BEGIN SUPPLIED RECORDS

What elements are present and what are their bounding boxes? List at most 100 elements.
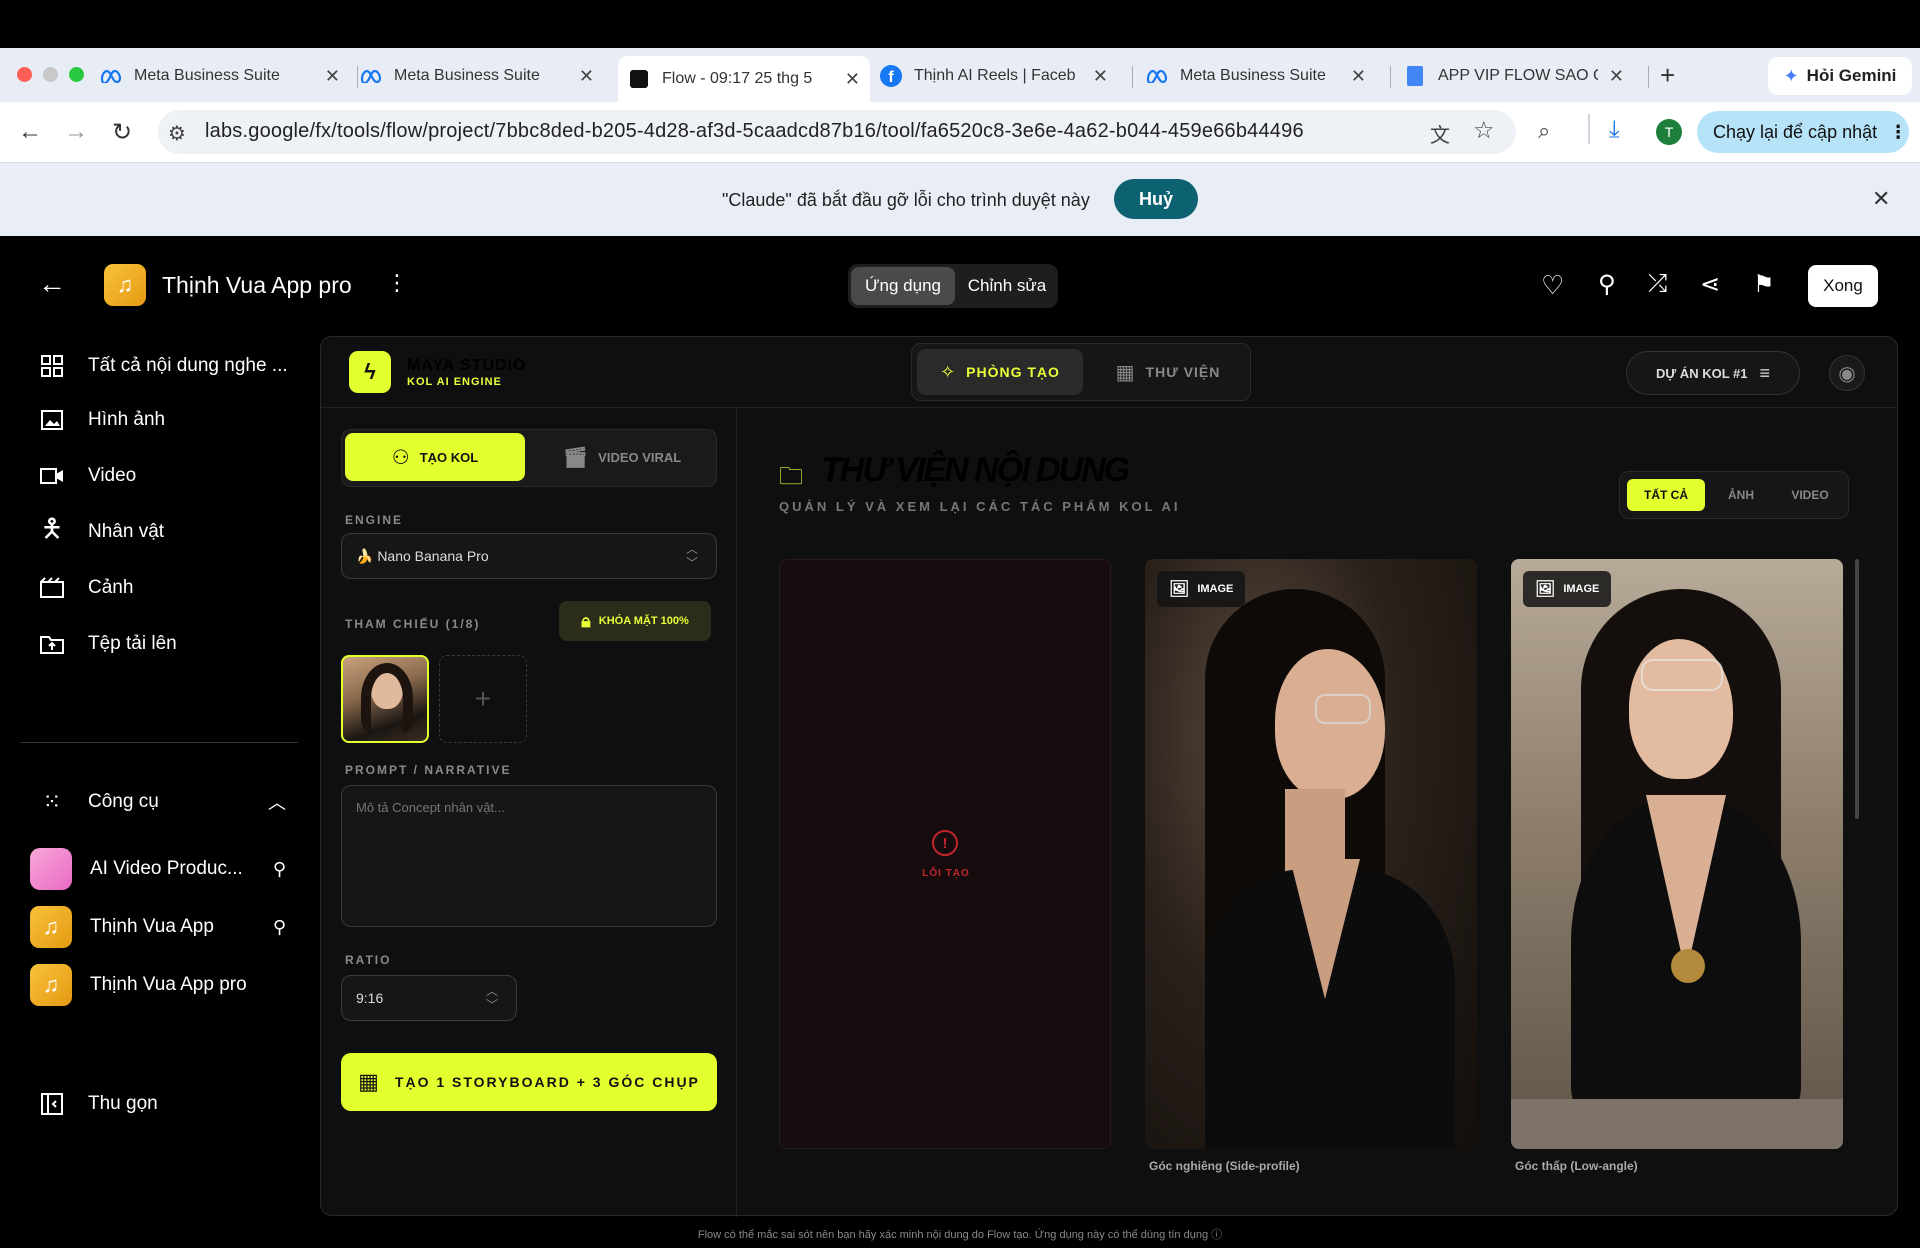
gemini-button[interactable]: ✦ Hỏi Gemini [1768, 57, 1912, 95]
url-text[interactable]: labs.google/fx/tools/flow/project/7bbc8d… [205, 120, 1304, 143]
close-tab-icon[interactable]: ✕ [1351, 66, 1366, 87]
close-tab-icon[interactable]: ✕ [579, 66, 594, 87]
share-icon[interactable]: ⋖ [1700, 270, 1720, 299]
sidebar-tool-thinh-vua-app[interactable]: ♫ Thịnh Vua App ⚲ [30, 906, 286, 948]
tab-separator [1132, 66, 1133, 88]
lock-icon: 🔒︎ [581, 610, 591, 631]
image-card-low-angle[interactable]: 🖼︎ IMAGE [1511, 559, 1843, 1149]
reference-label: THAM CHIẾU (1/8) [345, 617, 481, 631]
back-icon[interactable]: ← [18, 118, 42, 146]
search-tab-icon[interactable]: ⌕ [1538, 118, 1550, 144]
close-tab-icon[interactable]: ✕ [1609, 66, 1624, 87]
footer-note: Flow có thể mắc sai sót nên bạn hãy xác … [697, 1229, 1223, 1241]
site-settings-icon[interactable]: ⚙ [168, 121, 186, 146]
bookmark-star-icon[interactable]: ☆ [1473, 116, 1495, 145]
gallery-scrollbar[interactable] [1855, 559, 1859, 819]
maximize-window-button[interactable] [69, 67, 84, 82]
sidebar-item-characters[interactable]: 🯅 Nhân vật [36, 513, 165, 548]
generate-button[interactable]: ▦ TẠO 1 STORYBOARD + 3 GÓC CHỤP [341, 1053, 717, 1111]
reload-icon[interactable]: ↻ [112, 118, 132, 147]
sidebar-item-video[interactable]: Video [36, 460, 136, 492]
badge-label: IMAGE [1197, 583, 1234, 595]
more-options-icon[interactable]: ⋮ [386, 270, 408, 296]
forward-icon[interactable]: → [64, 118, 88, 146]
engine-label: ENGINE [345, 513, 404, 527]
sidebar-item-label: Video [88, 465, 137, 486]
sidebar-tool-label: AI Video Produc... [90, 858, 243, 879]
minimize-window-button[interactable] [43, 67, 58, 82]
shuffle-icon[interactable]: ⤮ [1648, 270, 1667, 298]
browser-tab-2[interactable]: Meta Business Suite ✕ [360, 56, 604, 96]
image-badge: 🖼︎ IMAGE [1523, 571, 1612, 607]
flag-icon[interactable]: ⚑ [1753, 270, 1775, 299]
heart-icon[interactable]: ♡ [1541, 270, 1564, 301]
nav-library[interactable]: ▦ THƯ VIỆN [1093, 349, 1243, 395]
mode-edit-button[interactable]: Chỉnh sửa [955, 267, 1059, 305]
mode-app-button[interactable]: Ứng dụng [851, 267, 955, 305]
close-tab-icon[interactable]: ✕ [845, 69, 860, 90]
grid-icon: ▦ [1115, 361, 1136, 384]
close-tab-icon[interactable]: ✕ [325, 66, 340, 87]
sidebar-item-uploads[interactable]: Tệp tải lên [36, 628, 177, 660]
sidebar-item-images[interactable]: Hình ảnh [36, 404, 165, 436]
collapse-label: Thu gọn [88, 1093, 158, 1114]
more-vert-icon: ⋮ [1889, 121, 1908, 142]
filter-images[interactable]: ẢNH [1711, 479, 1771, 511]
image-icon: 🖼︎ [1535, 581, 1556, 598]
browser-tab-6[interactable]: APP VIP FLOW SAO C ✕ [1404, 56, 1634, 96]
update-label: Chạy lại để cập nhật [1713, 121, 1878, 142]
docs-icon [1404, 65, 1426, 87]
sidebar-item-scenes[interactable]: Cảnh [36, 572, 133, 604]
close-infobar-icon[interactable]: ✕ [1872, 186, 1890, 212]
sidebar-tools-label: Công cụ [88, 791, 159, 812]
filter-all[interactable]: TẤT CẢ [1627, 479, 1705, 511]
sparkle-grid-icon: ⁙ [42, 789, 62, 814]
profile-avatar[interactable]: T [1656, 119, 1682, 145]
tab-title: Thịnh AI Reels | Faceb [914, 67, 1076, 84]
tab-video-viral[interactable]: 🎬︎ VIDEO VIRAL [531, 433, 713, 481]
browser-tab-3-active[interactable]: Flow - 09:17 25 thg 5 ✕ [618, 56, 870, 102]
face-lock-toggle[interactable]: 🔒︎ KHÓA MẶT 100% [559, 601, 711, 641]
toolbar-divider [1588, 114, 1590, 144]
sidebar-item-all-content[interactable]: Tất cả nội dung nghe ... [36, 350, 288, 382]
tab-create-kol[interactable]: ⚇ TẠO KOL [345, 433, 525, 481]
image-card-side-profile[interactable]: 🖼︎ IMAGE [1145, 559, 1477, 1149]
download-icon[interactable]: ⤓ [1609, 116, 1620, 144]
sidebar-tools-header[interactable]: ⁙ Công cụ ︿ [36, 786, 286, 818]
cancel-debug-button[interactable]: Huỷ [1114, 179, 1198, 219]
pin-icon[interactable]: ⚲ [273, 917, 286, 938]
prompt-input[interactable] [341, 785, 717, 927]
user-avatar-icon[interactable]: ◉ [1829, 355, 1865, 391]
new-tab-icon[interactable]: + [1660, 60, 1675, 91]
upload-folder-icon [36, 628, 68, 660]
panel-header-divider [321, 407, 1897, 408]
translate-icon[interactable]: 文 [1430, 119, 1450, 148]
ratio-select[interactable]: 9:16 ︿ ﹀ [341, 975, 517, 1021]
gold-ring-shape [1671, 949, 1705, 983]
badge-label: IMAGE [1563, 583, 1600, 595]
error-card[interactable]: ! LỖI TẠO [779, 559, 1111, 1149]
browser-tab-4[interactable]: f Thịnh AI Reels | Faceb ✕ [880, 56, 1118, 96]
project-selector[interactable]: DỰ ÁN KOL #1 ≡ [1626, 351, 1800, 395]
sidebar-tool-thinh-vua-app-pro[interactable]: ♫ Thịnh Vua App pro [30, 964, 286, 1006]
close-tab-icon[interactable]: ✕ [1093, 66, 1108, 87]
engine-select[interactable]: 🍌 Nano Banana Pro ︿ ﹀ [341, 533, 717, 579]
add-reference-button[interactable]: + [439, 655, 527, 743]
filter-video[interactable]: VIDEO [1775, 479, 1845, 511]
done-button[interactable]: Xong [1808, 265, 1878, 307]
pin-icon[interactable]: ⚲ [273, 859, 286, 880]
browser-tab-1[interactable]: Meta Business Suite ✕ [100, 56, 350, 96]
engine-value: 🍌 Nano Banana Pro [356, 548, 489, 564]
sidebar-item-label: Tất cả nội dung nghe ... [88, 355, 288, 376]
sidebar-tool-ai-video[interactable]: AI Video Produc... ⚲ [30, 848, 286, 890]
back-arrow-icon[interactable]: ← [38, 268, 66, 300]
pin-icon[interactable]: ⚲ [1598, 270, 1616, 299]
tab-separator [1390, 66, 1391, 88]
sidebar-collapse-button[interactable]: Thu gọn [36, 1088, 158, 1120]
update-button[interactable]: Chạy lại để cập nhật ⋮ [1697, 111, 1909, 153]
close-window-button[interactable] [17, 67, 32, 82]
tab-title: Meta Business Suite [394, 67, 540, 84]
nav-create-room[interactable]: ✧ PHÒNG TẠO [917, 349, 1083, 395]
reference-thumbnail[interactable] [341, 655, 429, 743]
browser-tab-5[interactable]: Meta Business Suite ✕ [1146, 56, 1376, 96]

END SUPPLIED RECORDS

§ **YOUR GOAL**
Retype all entries exactly, without the images.

§ **TASK RESPONSE**
What elements are present and what are their bounding boxes? List at most 100 elements.
gemini-button[interactable]: ✦ Hỏi Gemini [1768, 57, 1912, 95]
url-text[interactable]: labs.google/fx/tools/flow/project/7bbc8d… [205, 120, 1304, 143]
close-tab-icon[interactable]: ✕ [1351, 66, 1366, 87]
close-tab-icon[interactable]: ✕ [579, 66, 594, 87]
share-icon[interactable]: ⋖ [1700, 270, 1720, 299]
sidebar-tool-thinh-vua-app[interactable]: ♫ Thịnh Vua App ⚲ [30, 906, 286, 948]
tab-separator [1132, 66, 1133, 88]
lock-icon: 🔒︎ [581, 610, 591, 631]
image-card-low-angle[interactable]: 🖼︎ IMAGE [1511, 559, 1843, 1149]
reference-label: THAM CHIẾU (1/8) [345, 617, 481, 631]
back-icon[interactable]: ← [18, 118, 42, 146]
search-tab-icon[interactable]: ⌕ [1538, 118, 1550, 144]
close-tab-icon[interactable]: ✕ [1609, 66, 1624, 87]
footer-note: Flow có thể mắc sai sót nên bạn hãy xác … [697, 1229, 1223, 1241]
site-settings-icon[interactable]: ⚙ [168, 121, 186, 146]
bookmark-star-icon[interactable]: ☆ [1473, 116, 1495, 145]
gallery-scrollbar[interactable] [1855, 559, 1859, 819]
maximize-window-button[interactable] [69, 67, 84, 82]
sidebar-item-characters[interactable]: 🯅 Nhân vật [36, 513, 165, 548]
generate-button[interactable]: ▦ TẠO 1 STORYBOARD + 3 GÓC CHỤP [341, 1053, 717, 1111]
reload-icon[interactable]: ↻ [112, 118, 132, 147]
sidebar-item-video[interactable]: Video [36, 460, 136, 492]
badge-label: IMAGE [1197, 583, 1234, 595]
more-options-icon[interactable]: ⋮ [386, 270, 408, 296]
forward-icon[interactable]: → [64, 118, 88, 146]
engine-label: ENGINE [345, 513, 404, 527]
sidebar-item-label: Video [88, 465, 137, 486]
sidebar-tool-label: AI Video Produc... [90, 858, 243, 879]
minimize-window-button[interactable] [43, 67, 58, 82]
shuffle-icon[interactable]: ⤮ [1648, 270, 1667, 298]
browser-tab-2[interactable]: Meta Business Suite ✕ [360, 56, 604, 96]
image-badge: 🖼︎ IMAGE [1523, 571, 1612, 607]
flag-icon[interactable]: ⚑ [1753, 270, 1775, 299]
heart-icon[interactable]: ♡ [1541, 270, 1564, 301]
nav-library[interactable]: ▦ THƯ VIỆN [1093, 349, 1243, 395]
mode-edit-button[interactable]: Chỉnh sửa [955, 267, 1059, 305]
mode-app-button[interactable]: Ứng dụng [851, 267, 955, 305]
close-tab-icon[interactable]: ✕ [845, 69, 860, 90]
grid-icon: ▦ [1115, 361, 1136, 384]
close-tab-icon[interactable]: ✕ [325, 66, 340, 87]
sidebar-item-uploads[interactable]: Tệp tải lên [36, 628, 177, 660]
sidebar-item-images[interactable]: Hình ảnh [36, 404, 165, 436]
collapse-label: Thu gọn [88, 1093, 158, 1114]
more-vert-icon: ⋮ [1889, 121, 1908, 142]
filter-images[interactable]: ẢNH [1711, 479, 1771, 511]
image-icon: 🖼︎ [1535, 581, 1556, 598]
browser-tab-6[interactable]: APP VIP FLOW SAO C ✕ [1404, 56, 1634, 96]
update-label: Chạy lại để cập nhật [1713, 121, 1878, 142]
docs-icon [1404, 65, 1426, 87]
sidebar-item-scenes[interactable]: Cảnh [36, 572, 133, 604]
close-infobar-icon[interactable]: ✕ [1872, 186, 1890, 212]
sidebar-tools-label: Công cụ [88, 791, 159, 812]
filter-all[interactable]: TẤT CẢ [1627, 479, 1705, 511]
sparkle-grid-icon: ⁙ [42, 789, 62, 814]
profile-avatar[interactable]: T [1656, 119, 1682, 145]
tab-title: Thịnh AI Reels | Faceb [914, 67, 1076, 84]
tab-video-viral[interactable]: 🎬︎ VIDEO VIRAL [531, 433, 713, 481]
browser-tab-3-active[interactable]: Flow - 09:17 25 thg 5 ✕ [618, 56, 870, 102]
face-lock-toggle[interactable]: 🔒︎ KHÓA MẶT 100% [559, 601, 711, 641]
toolbar-divider [1588, 114, 1590, 144]
sidebar-item-all-content[interactable]: Tất cả nội dung nghe ... [36, 350, 288, 382]
tab-create-kol[interactable]: ⚇ TẠO KOL [345, 433, 525, 481]
image-card-side-profile[interactable]: 🖼︎ IMAGE [1145, 559, 1477, 1149]
download-icon[interactable]: ⤓ [1609, 116, 1620, 144]
sidebar-tools-header[interactable]: ⁙ Công cụ ︿ [36, 786, 286, 818]
cancel-debug-button[interactable]: Huỷ [1114, 179, 1198, 219]
pin-icon[interactable]: ⚲ [273, 917, 286, 938]
prompt-input[interactable] [341, 785, 717, 927]
user-avatar-icon[interactable]: ◉ [1829, 355, 1865, 391]
new-tab-icon[interactable]: + [1660, 60, 1675, 91]
upload-folder-icon [36, 628, 68, 660]
panel-header-divider [321, 407, 1897, 408]
translate-icon[interactable]: 文 [1430, 119, 1450, 148]
ratio-select[interactable]: 9:16 ︿ ﹀ [341, 975, 517, 1021]
gold-ring-shape [1671, 949, 1705, 983]
badge-label: IMAGE [1563, 583, 1600, 595]
error-card[interactable]: ! LỖI TẠO [779, 559, 1111, 1149]
browser-tab-4[interactable]: f Thịnh AI Reels | Faceb ✕ [880, 56, 1118, 96]
project-selector[interactable]: DỰ ÁN KOL #1 ≡ [1626, 351, 1800, 395]
sidebar-tool-thinh-vua-app-pro[interactable]: ♫ Thịnh Vua App pro [30, 964, 286, 1006]
close-tab-icon[interactable]: ✕ [1093, 66, 1108, 87]
engine-select[interactable]: 🍌 Nano Banana Pro ︿ ﹀ [341, 533, 717, 579]
add-reference-button[interactable]: + [439, 655, 527, 743]
filter-video[interactable]: VIDEO [1775, 479, 1845, 511]
done-button[interactable]: Xong [1808, 265, 1878, 307]
pin-icon[interactable]: ⚲ [273, 859, 286, 880]
browser-tab-1[interactable]: Meta Business Suite ✕ [100, 56, 350, 96]
engine-value: 🍌 Nano Banana Pro [356, 548, 489, 564]
sidebar-item-label: Tất cả nội dung nghe ... [88, 355, 288, 376]
sidebar-tool-ai-video[interactable]: AI Video Produc... ⚲ [30, 848, 286, 890]
back-arrow-icon[interactable]: ← [38, 268, 66, 300]
pin-icon[interactable]: ⚲ [1598, 270, 1616, 299]
tab-separator [1390, 66, 1391, 88]
sidebar-collapse-button[interactable]: Thu gọn [36, 1088, 158, 1120]
update-button[interactable]: Chạy lại để cập nhật ⋮ [1697, 111, 1909, 153]
close-window-button[interactable] [17, 67, 32, 82]
tab-title: Meta Business Suite [394, 67, 540, 84]
nav-create-room[interactable]: ✧ PHÒNG TẠO [917, 349, 1083, 395]
reference-thumbnail[interactable] [341, 655, 429, 743]
browser-tab-5[interactable]: Meta Business Suite ✕ [1146, 56, 1376, 96]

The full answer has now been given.